## EXERCISE REQUIREMENTS
Read through the entries below and return each line with the word "name".

━━━ EXTRACTED ENTRIES ━━━

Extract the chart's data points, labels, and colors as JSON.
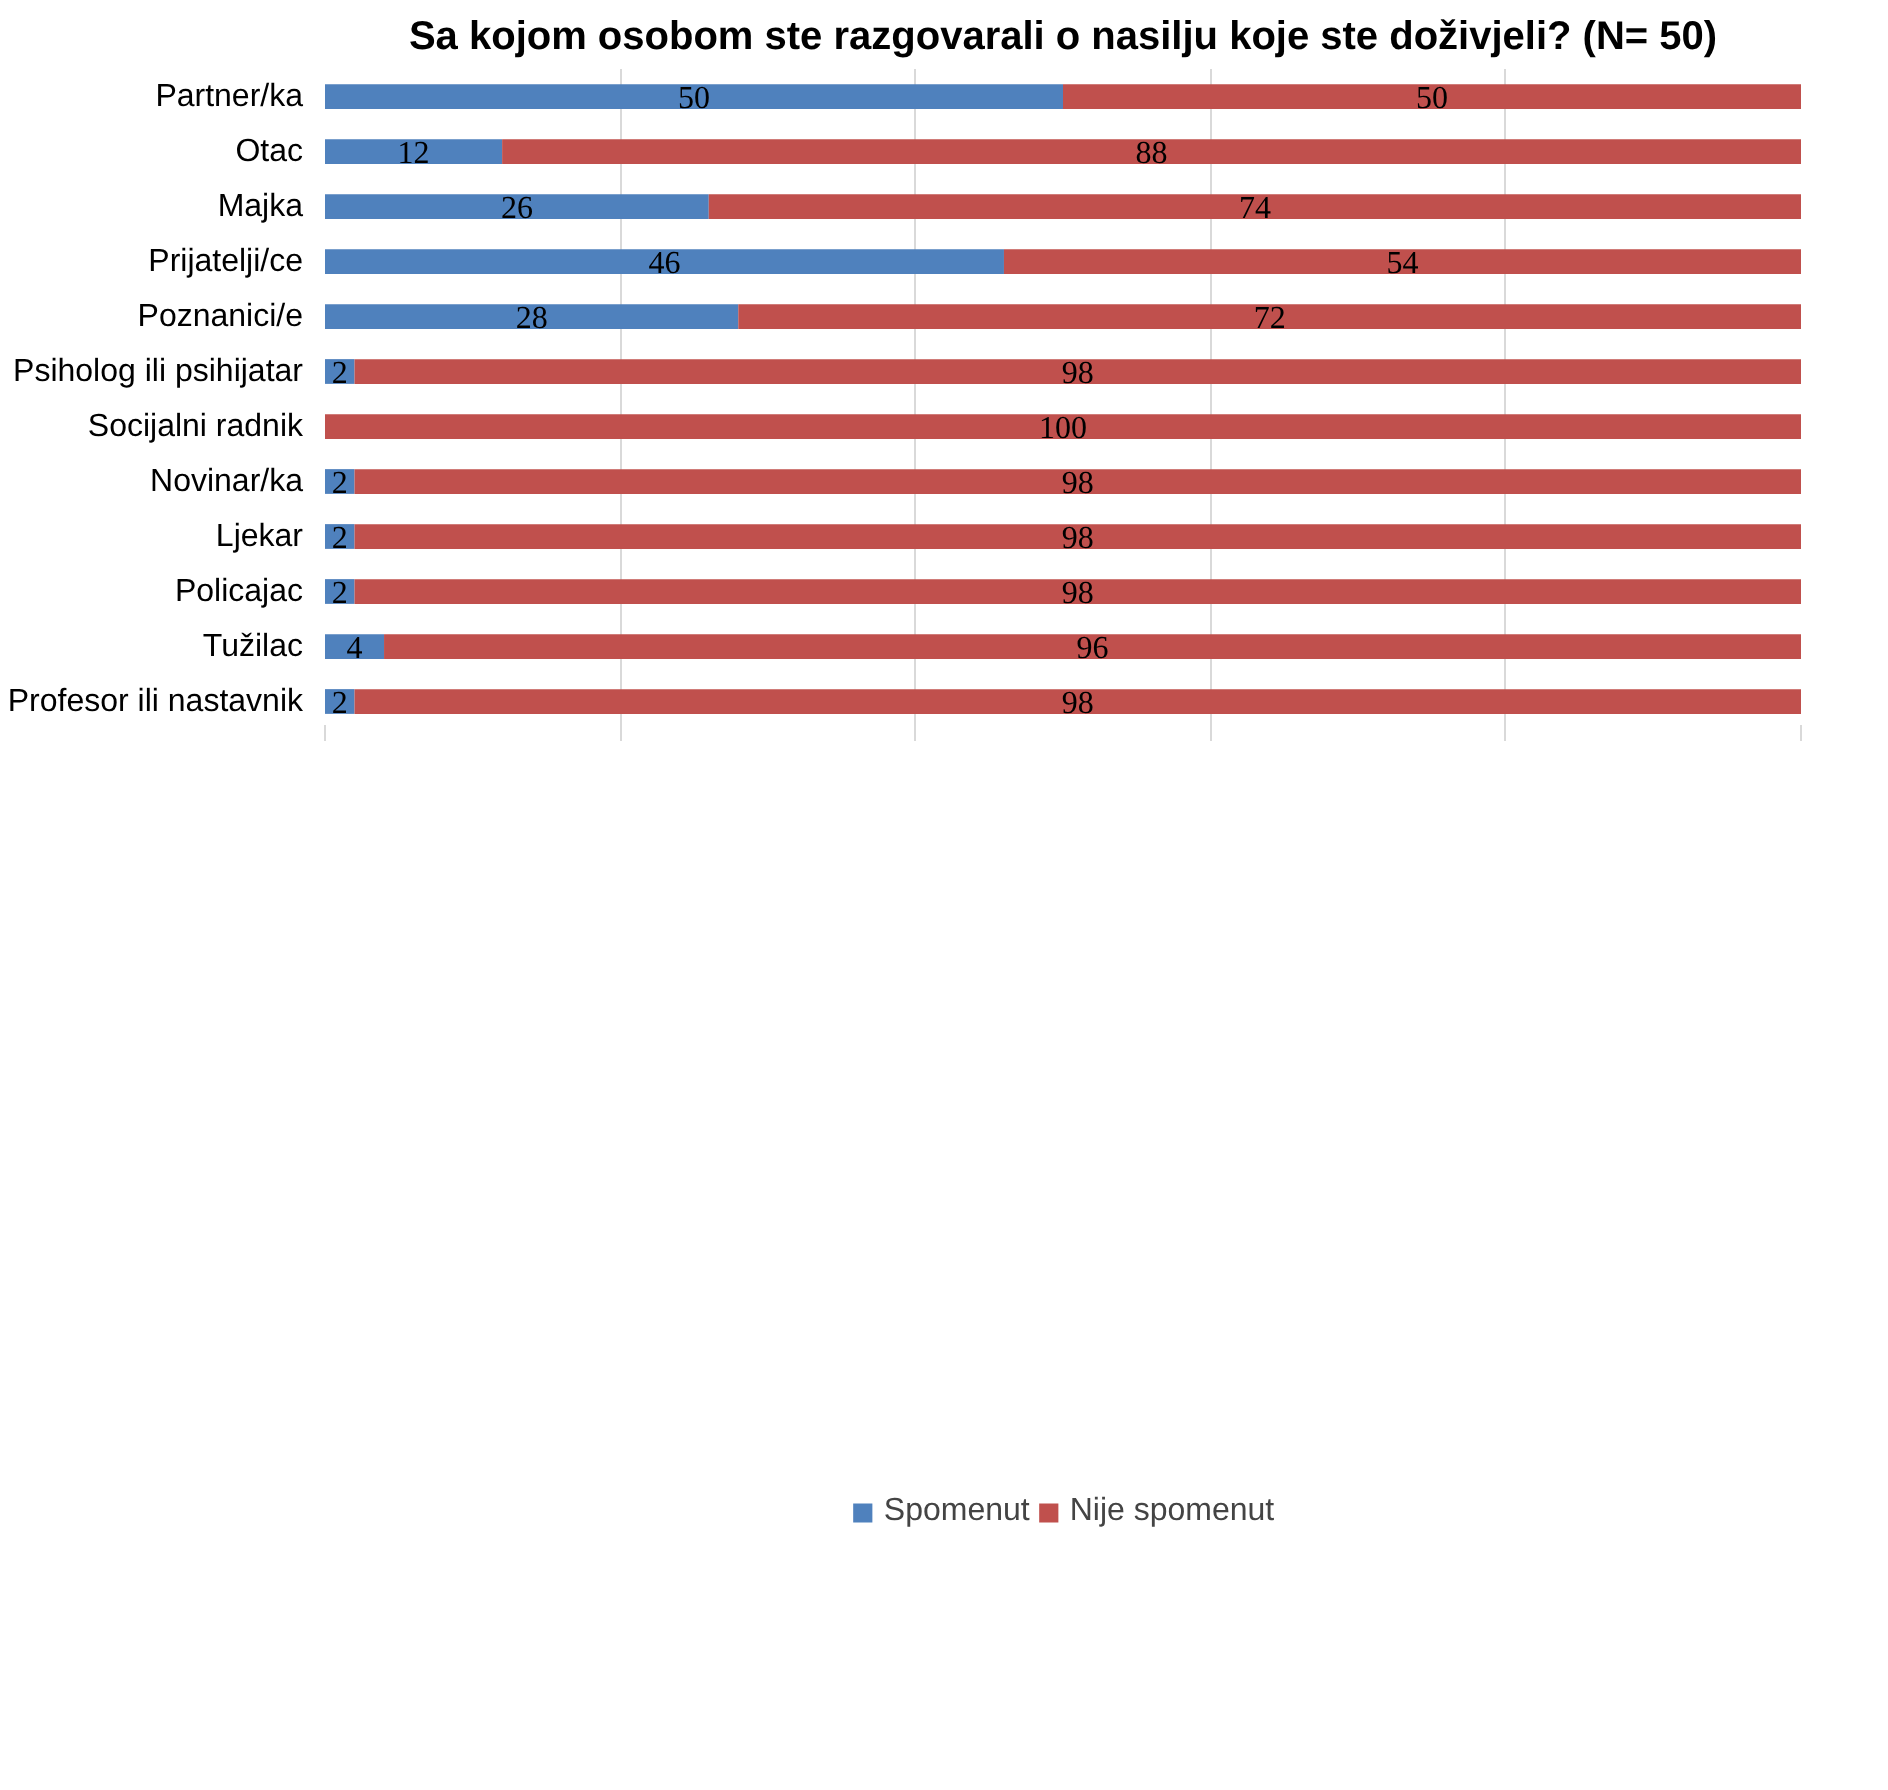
{
  "chart_data": {
    "type": "bar",
    "orientation": "horizontal",
    "stacked": true,
    "title": "Sa kojom osobom ste razgovarali o nasilju koje ste doživjeli? (N= 50)",
    "categories": [
      "Partner/ka",
      "Otac",
      "Majka",
      "Prijatelji/ce",
      "Poznanici/e",
      "Psiholog ili psihijatar",
      "Socijalni radnik",
      "Novinar/ka",
      "Ljekar",
      "Policajac",
      "Tužilac",
      "Profesor ili nastavnik"
    ],
    "series": [
      {
        "name": "Spomenut",
        "color": "#4f81bd",
        "values": [
          50,
          12,
          26,
          46,
          28,
          2,
          0,
          2,
          2,
          2,
          4,
          2
        ],
        "value_labels": [
          "50",
          "12",
          "26",
          "46",
          "28",
          "2",
          null,
          "2",
          "2",
          "2",
          "4",
          "2"
        ]
      },
      {
        "name": "Nije spomenut",
        "color": "#c0504d",
        "values": [
          50,
          88,
          74,
          54,
          72,
          98,
          100,
          98,
          98,
          98,
          96,
          98
        ],
        "value_labels": [
          "50",
          "88",
          "74",
          "54",
          "72",
          "98",
          "100",
          "98",
          "98",
          "98",
          "96",
          "98"
        ]
      }
    ],
    "xlim": [
      0,
      100
    ],
    "xticks": [
      {
        "value": 0,
        "label": null
      },
      {
        "value": 20,
        "label": null
      },
      {
        "value": 40,
        "label": null
      },
      {
        "value": 60,
        "label": null
      },
      {
        "value": 80,
        "label": null
      },
      {
        "value": 100,
        "label": null
      }
    ],
    "tick_labels": "y",
    "grid": "x",
    "legend": "bottom"
  }
}
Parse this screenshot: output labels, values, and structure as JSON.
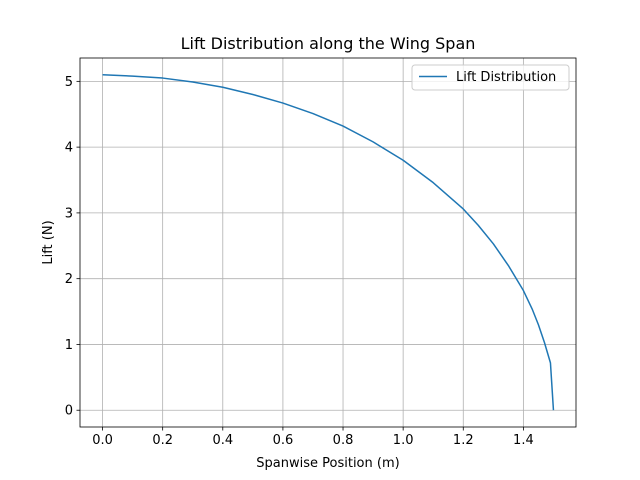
{
  "chart_data": {
    "type": "line",
    "title": "Lift Distribution along the Wing Span",
    "xlabel": "Spanwise Position (m)",
    "ylabel": "Lift (N)",
    "xlim": [
      -0.075,
      1.575
    ],
    "ylim": [
      -0.255,
      5.355
    ],
    "xticks": [
      0.0,
      0.2,
      0.4,
      0.6,
      0.8,
      1.0,
      1.2,
      1.4
    ],
    "xtick_labels": [
      "0.0",
      "0.2",
      "0.4",
      "0.6",
      "0.8",
      "1.0",
      "1.2",
      "1.4"
    ],
    "yticks": [
      0,
      1,
      2,
      3,
      4,
      5
    ],
    "ytick_labels": [
      "0",
      "1",
      "2",
      "3",
      "4",
      "5"
    ],
    "grid": true,
    "legend_position": "top-right",
    "series": [
      {
        "name": "Lift Distribution",
        "color": "#1f77b4",
        "x": [
          0.0,
          0.1,
          0.2,
          0.3,
          0.4,
          0.5,
          0.6,
          0.7,
          0.8,
          0.9,
          1.0,
          1.1,
          1.2,
          1.25,
          1.3,
          1.35,
          1.4,
          1.43,
          1.45,
          1.47,
          1.49,
          1.5
        ],
        "y": [
          5.1,
          5.08,
          5.05,
          4.99,
          4.91,
          4.8,
          4.67,
          4.51,
          4.32,
          4.08,
          3.8,
          3.46,
          3.06,
          2.81,
          2.53,
          2.2,
          1.82,
          1.53,
          1.3,
          1.03,
          0.72,
          0.0
        ]
      }
    ]
  }
}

━━━

## FINISHED TASK
        "name": "Spomenut",
        "name": "Nije spomenut",
        "name": "Lift Distribution",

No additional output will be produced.